_Work to complete_:
1. In the article on Johannesburg's electricity charges, what monthly amount including VAT does City Power now charge its prepaid customers?
2. Please carry on the article on Johannesburg's electricity charges, picking up after its final sentence.

_Document extract_:
----
After numerous attempts to implement fixed charges to cover the cost of distributing electricity to prepaid customers, the City of Johannesburg’s City Power has begun charging these customers a total of R200, excluding value-added tax (Vat) per month (R230 including Vat), effective 1 July.

It last attempted to implement these charges in 2021.

Until now, the city has not recovered most (any?) of the underlying costs of providing the network to its 250 000 prepaid residential customers.

This has led to a completely untenable and illogical situation where postpaid/credit customers pay among the most for electricity in the country while prepaid customers pay among the least.

In effect, it is subsidising its prepaid customers and servicing them below what it costs to actually supply the power (as confirmed by its cost of supply study).

From July, postpaid customers across most domestic tariff options pay R985.37 per month for City Power’s capacity charge (R719 and R791 on basic connections) and R244.20 as a service charge.

That’s R1 230 in fixed charges before a single kilowatt is consumed.
----
_Entries shown_:
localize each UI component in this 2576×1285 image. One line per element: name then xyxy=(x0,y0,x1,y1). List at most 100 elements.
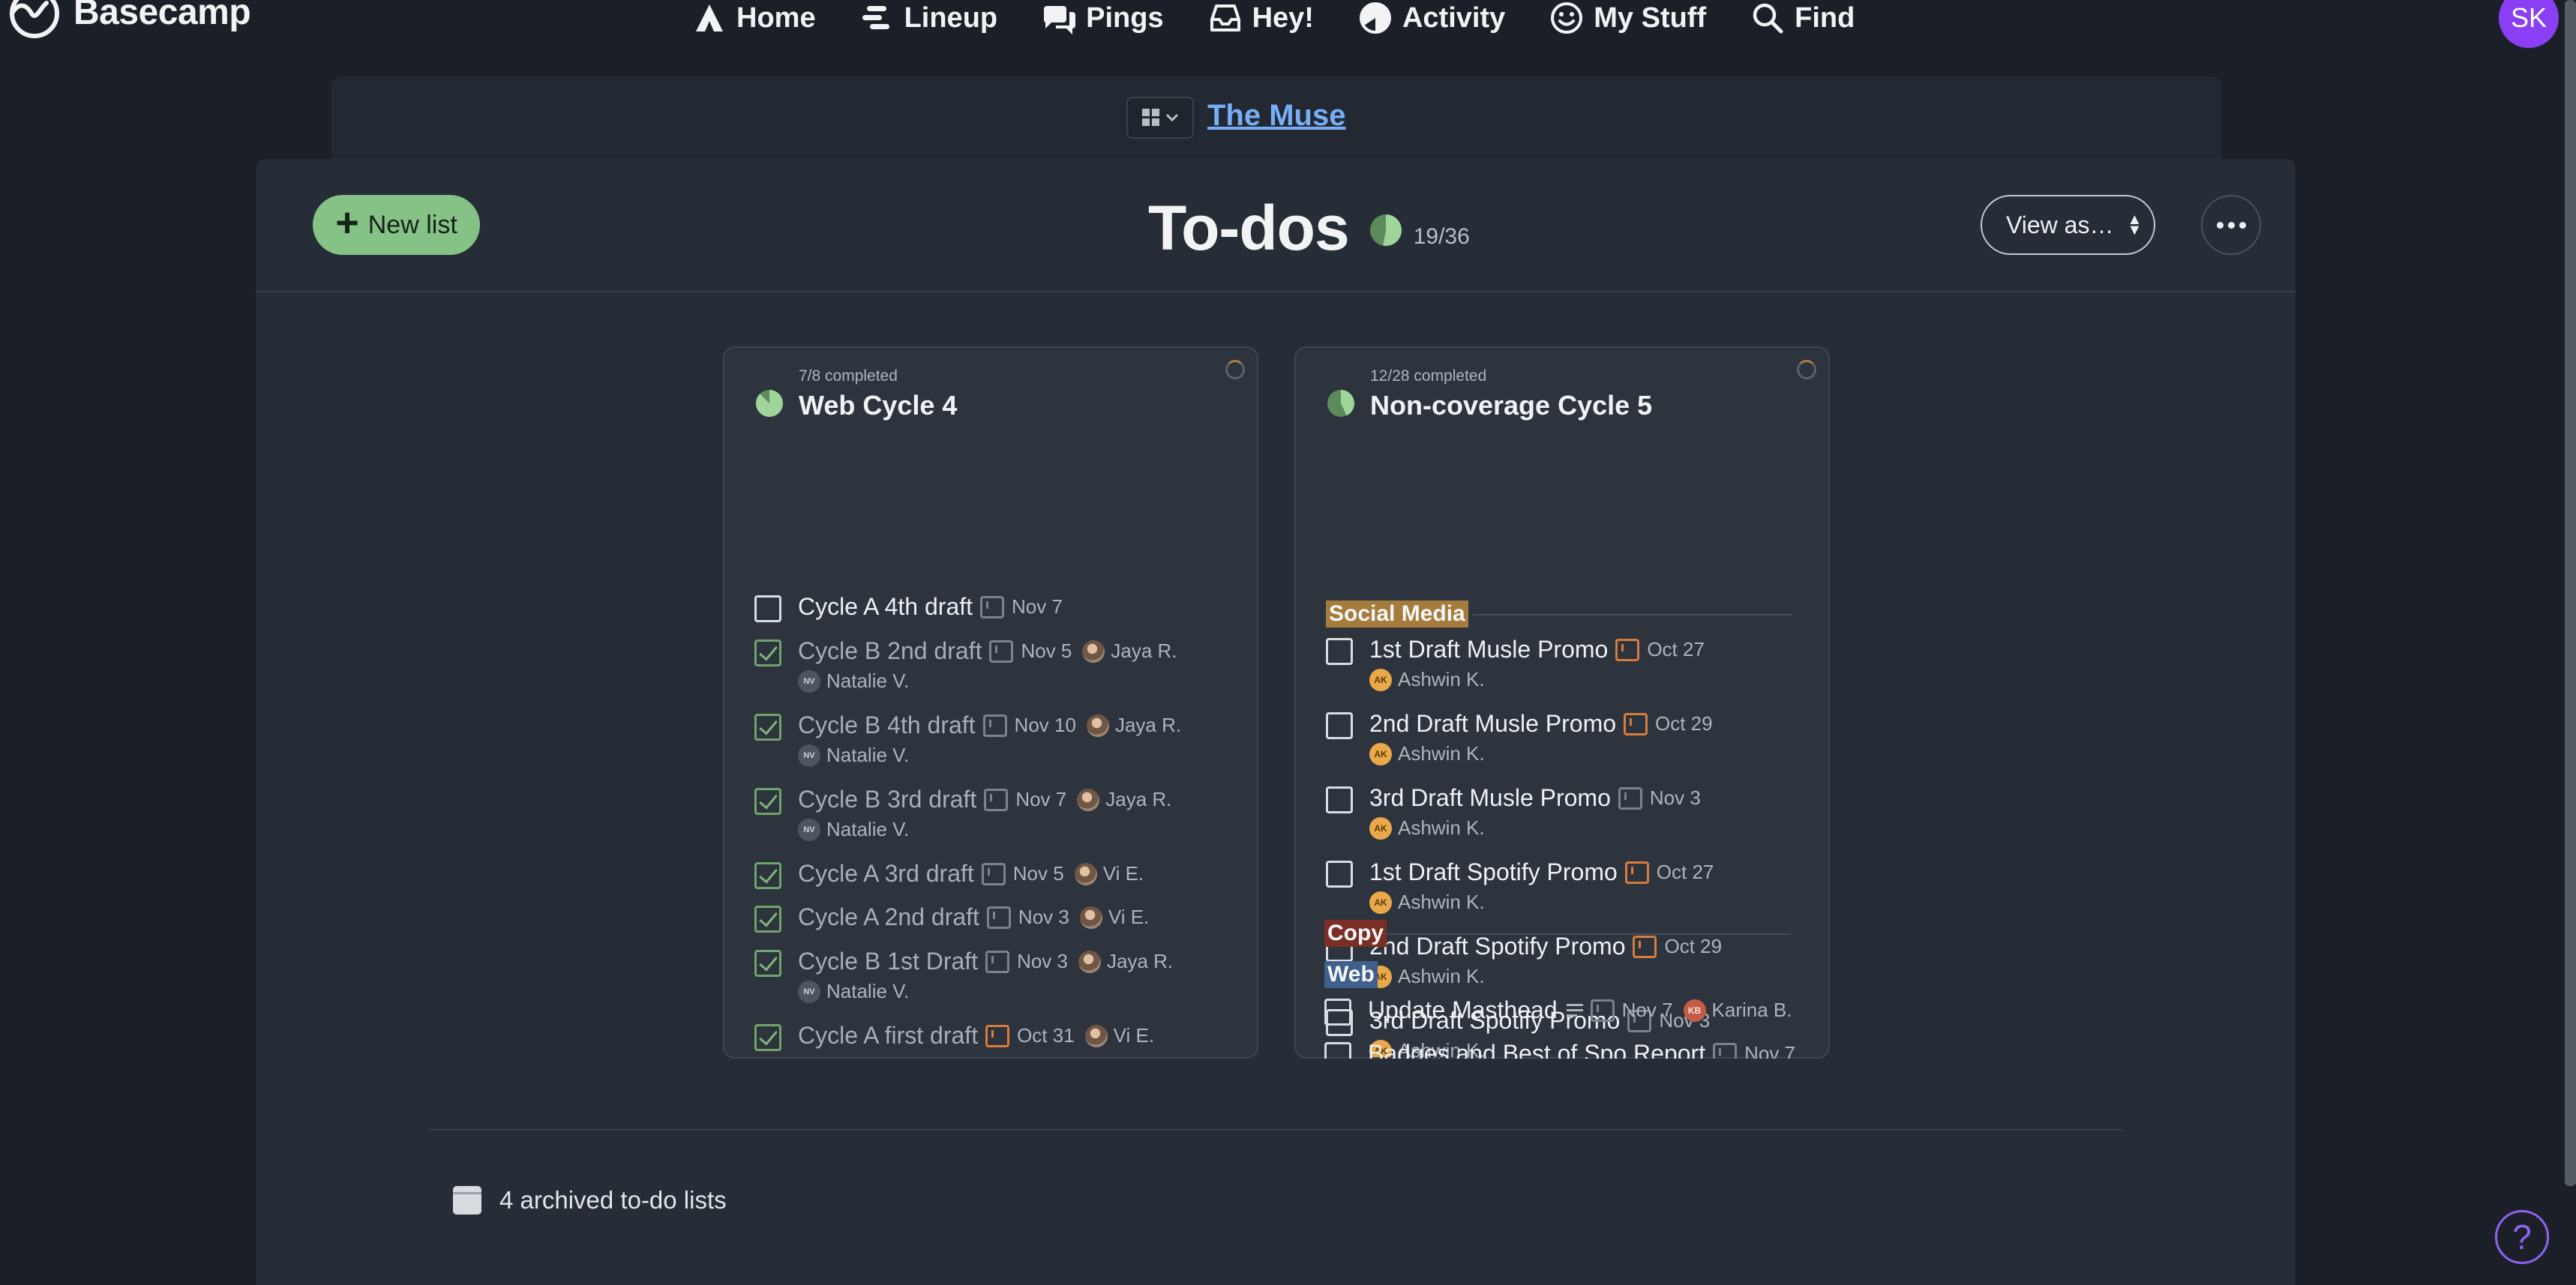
lineup-icon xyxy=(862,6,889,29)
nav-pings[interactable]: Pings xyxy=(1041,0,1164,36)
avatar xyxy=(1074,862,1097,885)
nav-lineup[interactable]: Lineup xyxy=(859,0,997,36)
nav-label: Home xyxy=(736,1,816,34)
assignee: Jaya R. xyxy=(1078,950,1173,973)
assignee: AK Ashwin K. xyxy=(1369,891,1485,914)
project-name-link[interactable]: The Muse xyxy=(1207,99,1345,133)
todo-list-non-coverage-cycle-5[interactable]: 12/28 completed Non-coverage Cycle 5 Soc… xyxy=(1294,346,1830,1059)
todo-checkbox[interactable] xyxy=(754,714,781,741)
assignee-name: Natalie V. xyxy=(826,744,910,766)
archive-box-icon xyxy=(453,1186,481,1215)
assignee-name: Jaya R. xyxy=(1111,640,1177,662)
avatar: AK xyxy=(1369,668,1392,691)
basecamp-logo[interactable]: Basecamp xyxy=(3,0,251,42)
assignee-name: Natalie V. xyxy=(826,818,910,840)
calendar-icon xyxy=(984,788,1009,811)
assignee: Vi E. xyxy=(1079,906,1149,929)
todos-card: + New list To-dos 19/36 View as… ▲ ▼ 7/8 … xyxy=(256,159,2296,1285)
todo-title[interactable]: Cycle B 2nd draft xyxy=(798,637,982,665)
todo-checkbox[interactable] xyxy=(1326,861,1353,888)
basecamp-logo-icon xyxy=(10,0,59,38)
help-button[interactable]: ? xyxy=(2495,1210,2549,1264)
todo-list-web-cycle-4[interactable]: 7/8 completed Web Cycle 4 Cycle A 4th dr… xyxy=(723,346,1258,1059)
list-title[interactable]: Web Cycle 4 xyxy=(799,390,957,421)
progress-pie-icon xyxy=(1369,214,1402,246)
nav-label: My Stuff xyxy=(1594,1,1707,34)
group-divider xyxy=(1473,614,1792,616)
todo-title[interactable]: Cycle A 3rd draft xyxy=(798,860,974,888)
nav-hey[interactable]: Hey! xyxy=(1207,0,1314,36)
nav-my-stuff[interactable]: My Stuff xyxy=(1549,0,1706,36)
smiley-icon xyxy=(1551,2,1583,34)
list-title[interactable]: Non-coverage Cycle 5 xyxy=(1370,390,1652,421)
todo-checkbox[interactable] xyxy=(754,595,781,622)
todo-title[interactable]: Cycle A first draft xyxy=(798,1022,978,1050)
home-icon xyxy=(696,4,723,31)
avatar xyxy=(1077,788,1100,811)
assignee-name: Jaya R. xyxy=(1114,714,1182,736)
todo-title[interactable]: 2nd Draft Musle Promo xyxy=(1369,710,1616,738)
calendar-icon xyxy=(1624,712,1648,735)
avatar: AK xyxy=(1369,1039,1392,1057)
due-date: Nov 3 xyxy=(1018,906,1069,928)
todo-title[interactable]: Cycle B 1st Draft xyxy=(798,948,978,975)
todo-checkbox[interactable] xyxy=(754,640,781,666)
new-list-button[interactable]: + New list xyxy=(313,195,480,255)
todo-checkbox[interactable] xyxy=(1326,935,1353,962)
new-list-label: New list xyxy=(367,210,457,239)
calendar-icon xyxy=(1627,1009,1652,1032)
avatar: AK xyxy=(1369,965,1392,988)
todo-title[interactable]: Cycle A 4th draft xyxy=(798,593,973,621)
assignee-name: Ashwin K. xyxy=(1398,965,1485,987)
avatar: NV xyxy=(798,744,820,767)
calendar-icon xyxy=(986,906,1011,929)
todo-checkbox[interactable] xyxy=(1326,786,1353,813)
todo-title[interactable]: 1st Draft Musle Promo xyxy=(1369,636,1608,663)
project-switcher-button[interactable] xyxy=(1126,97,1194,139)
todo-title[interactable]: Cycle B 3rd draft xyxy=(798,786,976,813)
assignee: NV Natalie V. xyxy=(798,744,909,767)
todo-checkbox[interactable] xyxy=(1326,638,1353,665)
assignee: NV Natalie V. xyxy=(798,669,909,693)
calendar-icon xyxy=(980,595,1005,619)
todo-title[interactable]: 3rd Draft Spotify Promo xyxy=(1369,1007,1620,1035)
todo-checkbox[interactable] xyxy=(754,1024,781,1051)
page-scrollbar[interactable] xyxy=(2565,0,2576,1186)
nav-activity[interactable]: Activity xyxy=(1357,0,1505,36)
todo-checkbox[interactable] xyxy=(754,950,781,977)
due-date: Nov 3 xyxy=(1017,950,1068,972)
nav-label: Activity xyxy=(1402,1,1506,34)
todo-checkbox[interactable] xyxy=(1326,1009,1353,1036)
assignee-name: Jaya R. xyxy=(1106,950,1174,972)
list-completed-count: 7/8 completed xyxy=(799,367,898,385)
due-date: Nov 5 xyxy=(1021,640,1072,662)
archived-lists-link[interactable]: 4 archived to-do lists xyxy=(453,1186,727,1215)
avatar: NV xyxy=(798,669,820,693)
nav-home[interactable]: Home xyxy=(691,0,816,36)
more-options-button[interactable] xyxy=(2201,195,2261,255)
todo-checkbox[interactable] xyxy=(754,788,781,815)
todo-checkbox[interactable] xyxy=(1326,712,1353,739)
assignee-name: Ashwin K. xyxy=(1398,668,1485,690)
todo-title[interactable]: 1st Draft Spotify Promo xyxy=(1369,858,1618,886)
assignee: AK Ashwin K. xyxy=(1369,816,1485,840)
avatar xyxy=(1084,1024,1108,1047)
todo-checkbox[interactable] xyxy=(754,862,781,889)
assignee: Jaya R. xyxy=(1082,640,1177,663)
nav-find[interactable]: Find xyxy=(1750,0,1855,36)
assignee: Jaya R. xyxy=(1077,788,1171,811)
user-avatar[interactable]: SK xyxy=(2499,0,2559,48)
todo-title[interactable]: Cycle B 4th draft xyxy=(798,711,976,739)
group-label: Social Media xyxy=(1326,601,1468,628)
list-completed-count: 12/28 completed xyxy=(1370,367,1487,385)
title-group: To-dos 19/36 xyxy=(1148,192,1470,265)
assignee: AK Ashwin K. xyxy=(1369,965,1485,988)
todo-title[interactable]: 3rd Draft Musle Promo xyxy=(1369,784,1611,812)
assignee-name: Jaya R. xyxy=(1105,788,1172,810)
todo-checkbox[interactable] xyxy=(754,906,781,933)
loading-spinner-icon xyxy=(1225,360,1245,379)
todo-title[interactable]: Cycle A 2nd draft xyxy=(798,903,979,931)
todo-title[interactable]: 2nd Draft Spotify Promo xyxy=(1369,933,1625,960)
view-as-select[interactable]: View as… ▲ ▼ xyxy=(1981,195,2155,255)
section-divider xyxy=(429,1129,2122,1131)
----
_Responses to the exercise_:
1. R230 per month

2.
City Power acknowledges this huge disparity between the two groups of customers: “Compared to [the] residential conventional customer, the prepaid customer contribution to network availability cost is still very inadequate and require[s] substantial increase in the next three to five years to fully align to the conventional tariff.”

In other words, expect these fixed charges to increase sharply in the coming years.

Indigent customers

In an attempt to shield lower-income (specifically ‘indigent’) households from this charge, it has split prepaid customers into two categories: prepaid (low) and prepaid (high). The prepaid (low) category is not yet subjected to any fixed charges.

To ensure that high-usage customers don’t migrate to this tariff to take advantage of this, it has increased the tariff for any usage above 500kWh by higher than the average increase. The change is 17.72% for any usage above this level versus 12.72% on the prepaid (high) tariff.

Households also need to be specifically registered as indigent (earning less than R6 000 per month) to qualify for this tariff.

The tariff changes were proposed in March. It says that based on ‘average’ usage, prepaid (low) or indigent customers will effectively see a 6.36% increase in the cost of electricity. Prepaid (high) customers will see an 18.84% jump.

Tariff changes (excluding Vat)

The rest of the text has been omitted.